══ Record list ══

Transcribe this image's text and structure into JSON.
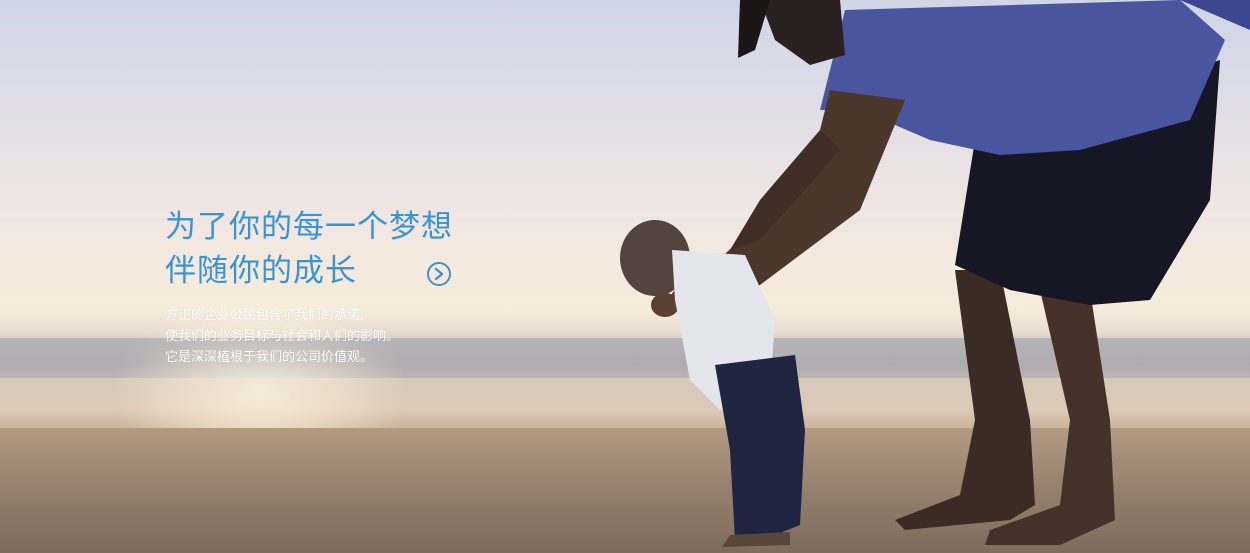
{
  "hero": {
    "headline": [
      "为了你的每一个梦想",
      "伴随你的成长"
    ],
    "paragraph": [
      "方正的企业公民包含了我们的承诺,",
      "使我们的业务目标与社会和人们的影响。",
      "它是深深植根于我们的公司价值观。"
    ],
    "arrow_icon": "chevron-right-circle-icon",
    "accent_color": "#3a94d2"
  }
}
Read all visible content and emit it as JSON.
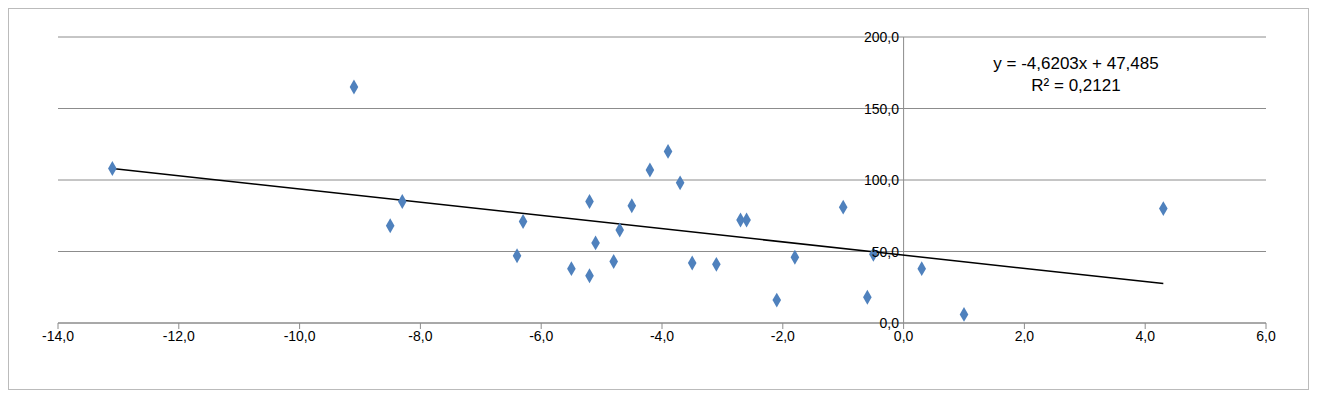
{
  "chart_data": {
    "type": "scatter",
    "x": [
      -13.1,
      -9.1,
      -8.5,
      -8.3,
      -6.4,
      -6.3,
      -5.5,
      -5.2,
      -5.2,
      -5.1,
      -4.8,
      -4.7,
      -4.5,
      -4.2,
      -3.9,
      -3.7,
      -3.5,
      -3.1,
      -2.7,
      -2.6,
      -2.1,
      -1.8,
      -1.0,
      -0.6,
      -0.5,
      0.3,
      1.0,
      4.3
    ],
    "values": [
      108,
      165,
      68,
      85,
      47,
      71,
      38,
      33,
      85,
      56,
      43,
      65,
      82,
      107,
      120,
      98,
      42,
      41,
      72,
      72,
      16,
      46,
      81,
      18,
      48,
      38,
      6,
      80
    ],
    "color": "#4f81bd",
    "marker": "diamond",
    "xlim": [
      -14,
      6
    ],
    "ylim": [
      0,
      200
    ],
    "xticks": [
      {
        "value": -14,
        "label": "-14,0"
      },
      {
        "value": -12,
        "label": "-12,0"
      },
      {
        "value": -10,
        "label": "-10,0"
      },
      {
        "value": -8,
        "label": "-8,0"
      },
      {
        "value": -6,
        "label": "-6,0"
      },
      {
        "value": -4,
        "label": "-4,0"
      },
      {
        "value": -2,
        "label": "-2,0"
      },
      {
        "value": 0,
        "label": "0,0"
      },
      {
        "value": 2,
        "label": "2,0"
      },
      {
        "value": 4,
        "label": "4,0"
      },
      {
        "value": 6,
        "label": "6,0"
      }
    ],
    "yticks": [
      {
        "value": 0,
        "label": "0,0"
      },
      {
        "value": 50,
        "label": "50,0"
      },
      {
        "value": 100,
        "label": "100,0"
      },
      {
        "value": 150,
        "label": "150,0"
      },
      {
        "value": 200,
        "label": "200,0"
      }
    ],
    "grid": true,
    "trendline": {
      "x": [
        -13.1,
        4.3
      ],
      "y": [
        108.0,
        27.6
      ],
      "color": "#000000"
    },
    "annotations": [
      "y = -4,6203x + 47,485",
      "R² = 0,2121"
    ]
  }
}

═══

# [Challenge]
Filter out every line that lacks the word "JSON", and copy the rest.

# [The reply]
Transcribe this image's text and structure into JSON.
Read all visible content and emit it as JSON.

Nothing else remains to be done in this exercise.